• Text section

——

Inference Deployed Model

Using inference library in camera.py would look similar to:

from cv2 import imshow
from inference import get_model
from supervision import Detections, BoundingBoxAnnotator, LabelAnnotator

def _process_frame(self, frame: MatLike) -> None:
  # Annotators
  label, bbox = LabelAnnotator(), BoundingBoxAnnotator()

  # Load model via Roboflow
  model = get_model(model_id = f"algae-detection-1opyx/22", api_key = "hgJXUeytoTeH8achgueb")

  # Process frames
  for result in model.infer(frame):
    # Get detected object(s)
    detection = Detections.from_inference(result)

    # Annotate the frame with its result, then show in window
    imshow(self._args.title, label.annotate(scene = bbox.annotate(frame, detection), detections = detection))
  • Increase dataset and improve model versatility by taking quality images of various types of algae

  • Increase model accuracy

    • Try different models, such as RetinaNet and YOLOv9
    • Use DC-GAN to generate additional synthetic images for training
  • Connect to ESP32 without a server (e.g., via USB, etc.) OR use RTSP instead of HTTP

  • Improve + optimize model for inference on ESP32 (aka edge device instead of computer); TFLite Edge TPU?

  • Heatsink for ESP32 to prevent overheating

  • Update microscope's 3D printed lens attachment by making it adjustable AND/OR create multiple ones for different devices, e.g., iPhone, Android, etc.

  • Add camera settings to UI (C++ instead of Python for OpenCV?)

  • Add Android compatibility (if applicable and/or necessary)

  • Write cross-platform script to automate ESP32 setup

  • Use roboflow.js to integrate project + streaming (which has its own web UI)?

    • Realtime on-device inference available via roboflow.js
    • This will load your model to run realtime inference directly in your users' web-browser using WebGL instead of passing images to the server-side
  • Save streaming URL after entering it once in CLI?

  • If calling model via Roboflow API, incorporate auth (API key or login creds/token?)

  • Add option / args for running model locally (i.e., without internet aka default) vs hosted API (i.e., with internet)

  • Active learning to improve model performance?

——

• Data shown
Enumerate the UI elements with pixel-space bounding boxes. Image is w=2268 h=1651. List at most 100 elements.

——

• Set exercise 1
Write out everything in the algae detection page from "# Process frames" down to "detections = detection))".
• Set exercise 2
Please name the two models that the algae detection page suggests trying to increase model accuracy.

• Task result 1
# Process frames
  for result in model.infer(frame):
    # Get detected object(s)
    detection = Detections.from_inference(result)

    # Annotate the frame with its result, then show in window
    imshow(self._args.title, label.annotate(scene = bbox.annotate(frame, detection), detections = detection))

• Task result 2
RetinaNet and YOLOv9.